MATERIALS PROVIDED:

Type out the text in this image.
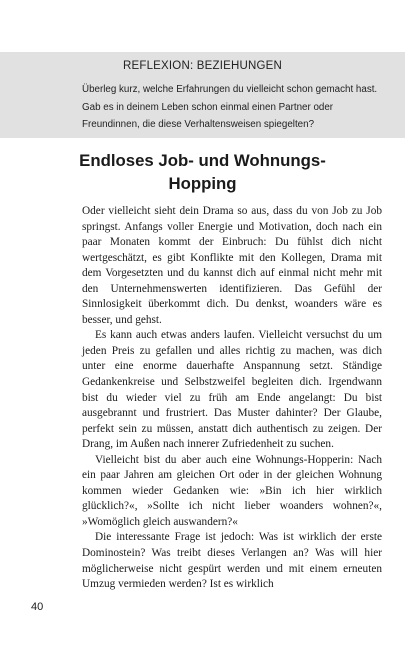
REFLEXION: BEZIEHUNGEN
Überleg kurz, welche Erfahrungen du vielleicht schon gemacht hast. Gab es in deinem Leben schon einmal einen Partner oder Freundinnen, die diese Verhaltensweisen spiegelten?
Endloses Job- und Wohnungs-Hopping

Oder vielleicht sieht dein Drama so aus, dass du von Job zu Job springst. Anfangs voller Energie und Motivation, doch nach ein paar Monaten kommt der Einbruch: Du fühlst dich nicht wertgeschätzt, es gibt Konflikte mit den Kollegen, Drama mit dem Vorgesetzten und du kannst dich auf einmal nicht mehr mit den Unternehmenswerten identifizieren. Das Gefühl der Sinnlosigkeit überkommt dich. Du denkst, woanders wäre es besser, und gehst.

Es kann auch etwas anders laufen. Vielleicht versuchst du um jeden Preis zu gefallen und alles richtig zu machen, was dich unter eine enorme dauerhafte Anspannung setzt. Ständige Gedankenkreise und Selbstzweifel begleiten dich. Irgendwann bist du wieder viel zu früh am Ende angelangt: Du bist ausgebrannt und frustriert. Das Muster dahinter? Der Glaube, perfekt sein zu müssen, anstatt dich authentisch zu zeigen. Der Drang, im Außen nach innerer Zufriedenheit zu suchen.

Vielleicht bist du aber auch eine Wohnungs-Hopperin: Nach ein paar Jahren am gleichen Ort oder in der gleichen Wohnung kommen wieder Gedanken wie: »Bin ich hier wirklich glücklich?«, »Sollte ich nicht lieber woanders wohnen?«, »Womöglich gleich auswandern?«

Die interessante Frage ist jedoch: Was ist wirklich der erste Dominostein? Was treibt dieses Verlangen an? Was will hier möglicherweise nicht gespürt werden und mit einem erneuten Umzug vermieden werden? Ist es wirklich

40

--

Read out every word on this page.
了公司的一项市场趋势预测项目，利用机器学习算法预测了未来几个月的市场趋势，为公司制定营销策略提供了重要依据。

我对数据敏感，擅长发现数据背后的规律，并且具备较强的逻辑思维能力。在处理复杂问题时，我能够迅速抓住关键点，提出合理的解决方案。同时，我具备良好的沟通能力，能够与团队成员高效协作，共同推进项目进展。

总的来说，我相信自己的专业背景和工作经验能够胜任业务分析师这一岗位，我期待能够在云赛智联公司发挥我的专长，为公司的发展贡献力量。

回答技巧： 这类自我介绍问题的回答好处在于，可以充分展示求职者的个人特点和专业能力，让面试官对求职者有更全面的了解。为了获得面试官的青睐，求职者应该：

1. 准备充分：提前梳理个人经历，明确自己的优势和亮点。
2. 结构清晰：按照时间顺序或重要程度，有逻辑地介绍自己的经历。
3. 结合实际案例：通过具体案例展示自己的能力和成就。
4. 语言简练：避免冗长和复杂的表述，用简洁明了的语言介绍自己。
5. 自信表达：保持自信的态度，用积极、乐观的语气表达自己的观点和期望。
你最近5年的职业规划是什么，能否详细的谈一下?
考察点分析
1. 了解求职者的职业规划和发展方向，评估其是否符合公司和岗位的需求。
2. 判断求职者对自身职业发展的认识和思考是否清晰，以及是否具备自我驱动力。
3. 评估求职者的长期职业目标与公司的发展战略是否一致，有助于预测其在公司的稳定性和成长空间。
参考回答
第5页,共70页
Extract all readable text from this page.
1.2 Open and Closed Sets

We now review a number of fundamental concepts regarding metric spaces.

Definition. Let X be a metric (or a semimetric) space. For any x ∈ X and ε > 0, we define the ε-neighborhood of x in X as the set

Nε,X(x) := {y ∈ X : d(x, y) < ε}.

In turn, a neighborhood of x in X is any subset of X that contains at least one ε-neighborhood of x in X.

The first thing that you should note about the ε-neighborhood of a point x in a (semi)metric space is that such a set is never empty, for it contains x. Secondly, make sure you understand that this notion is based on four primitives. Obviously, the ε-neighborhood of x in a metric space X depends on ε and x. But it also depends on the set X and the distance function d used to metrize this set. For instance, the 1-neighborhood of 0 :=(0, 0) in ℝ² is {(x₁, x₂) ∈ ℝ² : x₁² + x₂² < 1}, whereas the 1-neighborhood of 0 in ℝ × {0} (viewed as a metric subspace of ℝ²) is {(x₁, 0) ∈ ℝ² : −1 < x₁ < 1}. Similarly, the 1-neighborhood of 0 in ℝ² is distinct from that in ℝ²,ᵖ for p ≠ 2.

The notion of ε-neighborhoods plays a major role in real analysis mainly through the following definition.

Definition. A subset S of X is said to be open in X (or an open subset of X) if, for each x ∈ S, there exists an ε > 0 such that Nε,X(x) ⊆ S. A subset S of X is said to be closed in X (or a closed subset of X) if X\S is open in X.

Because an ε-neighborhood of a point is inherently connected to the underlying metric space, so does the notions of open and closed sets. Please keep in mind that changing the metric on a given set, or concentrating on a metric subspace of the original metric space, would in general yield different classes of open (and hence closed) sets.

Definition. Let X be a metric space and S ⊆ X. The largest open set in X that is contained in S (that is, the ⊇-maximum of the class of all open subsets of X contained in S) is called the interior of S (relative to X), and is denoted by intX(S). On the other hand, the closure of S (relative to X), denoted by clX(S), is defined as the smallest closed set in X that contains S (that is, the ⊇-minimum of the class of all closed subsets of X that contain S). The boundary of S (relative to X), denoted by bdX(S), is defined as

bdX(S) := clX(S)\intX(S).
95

==

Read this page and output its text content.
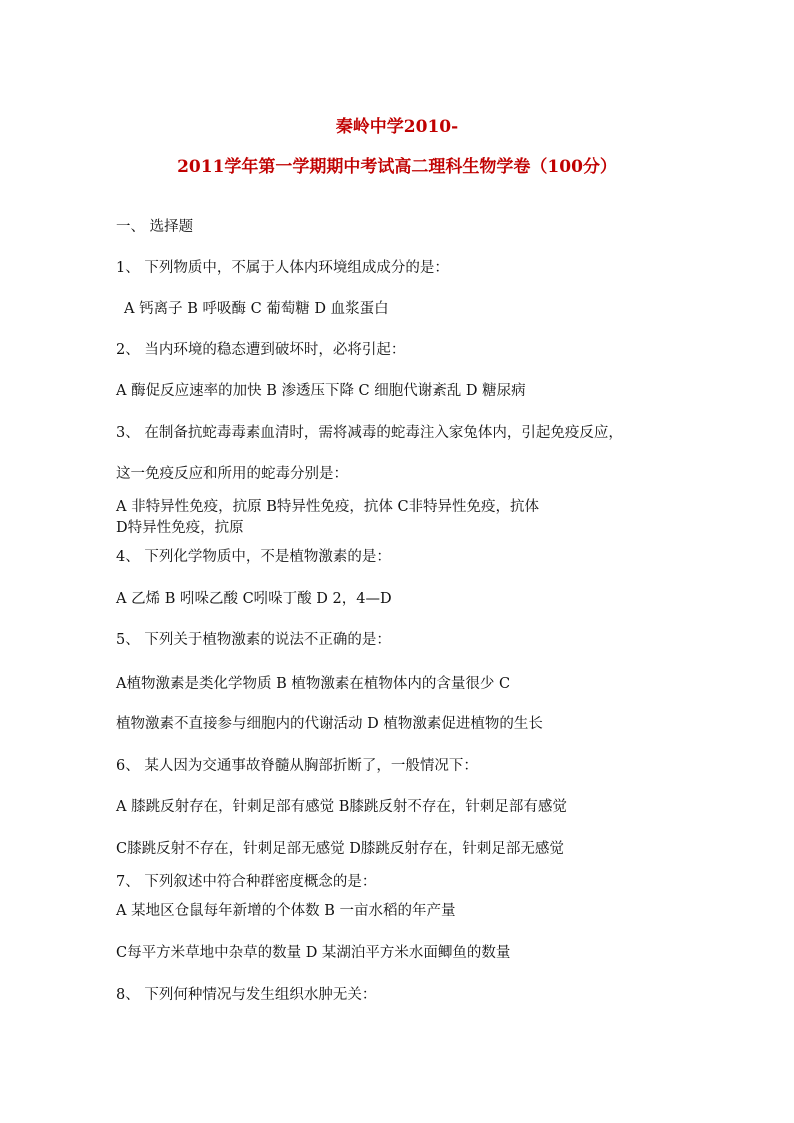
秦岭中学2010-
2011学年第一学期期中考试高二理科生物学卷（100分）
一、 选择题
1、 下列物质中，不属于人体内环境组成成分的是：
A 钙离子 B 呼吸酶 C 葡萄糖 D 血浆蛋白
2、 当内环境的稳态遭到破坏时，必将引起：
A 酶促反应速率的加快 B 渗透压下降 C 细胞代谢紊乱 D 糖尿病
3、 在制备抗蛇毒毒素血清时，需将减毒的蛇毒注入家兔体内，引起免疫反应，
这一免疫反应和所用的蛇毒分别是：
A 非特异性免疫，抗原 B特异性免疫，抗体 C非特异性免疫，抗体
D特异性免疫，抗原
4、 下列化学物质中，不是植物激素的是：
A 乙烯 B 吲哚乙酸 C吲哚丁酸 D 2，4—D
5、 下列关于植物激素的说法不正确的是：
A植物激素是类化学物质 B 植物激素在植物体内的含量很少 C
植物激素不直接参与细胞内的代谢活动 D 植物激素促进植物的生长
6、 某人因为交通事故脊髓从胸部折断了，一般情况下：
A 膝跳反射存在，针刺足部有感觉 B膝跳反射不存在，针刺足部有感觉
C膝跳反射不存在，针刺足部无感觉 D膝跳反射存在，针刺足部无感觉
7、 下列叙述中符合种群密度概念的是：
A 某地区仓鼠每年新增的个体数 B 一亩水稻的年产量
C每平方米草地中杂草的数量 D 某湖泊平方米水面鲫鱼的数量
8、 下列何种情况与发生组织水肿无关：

REQUIRED TASK:
Copy down every line of the material above that includes the string "auch".

WORKED ANSWER:
Es kann auch etwas anders laufen. Vielleicht versuchst du um jeden Preis zu gefallen und alles richtig zu machen, was dich unter eine enorme dauerhafte Anspannung setzt. Ständige Gedankenkreise und Selbstzweifel begleiten dich. Irgendwann bist du wieder viel zu früh am Ende angelangt: Du bist ausgebrannt und frustriert. Das Muster dahinter? Der Glaube, perfekt sein zu müssen, anstatt dich authentisch zu zeigen. Der Drang, im Außen nach innerer Zufriedenheit zu suchen.
Vielleicht bist du aber auch eine Wohnungs-Hopperin: Nach ein paar Jahren am gleichen Ort oder in der gleichen Wohnung kommen wieder Gedanken wie: »Bin ich hier wirklich glücklich?«, »Sollte ich nicht lieber woanders wohnen?«, »Womöglich gleich auswandern?«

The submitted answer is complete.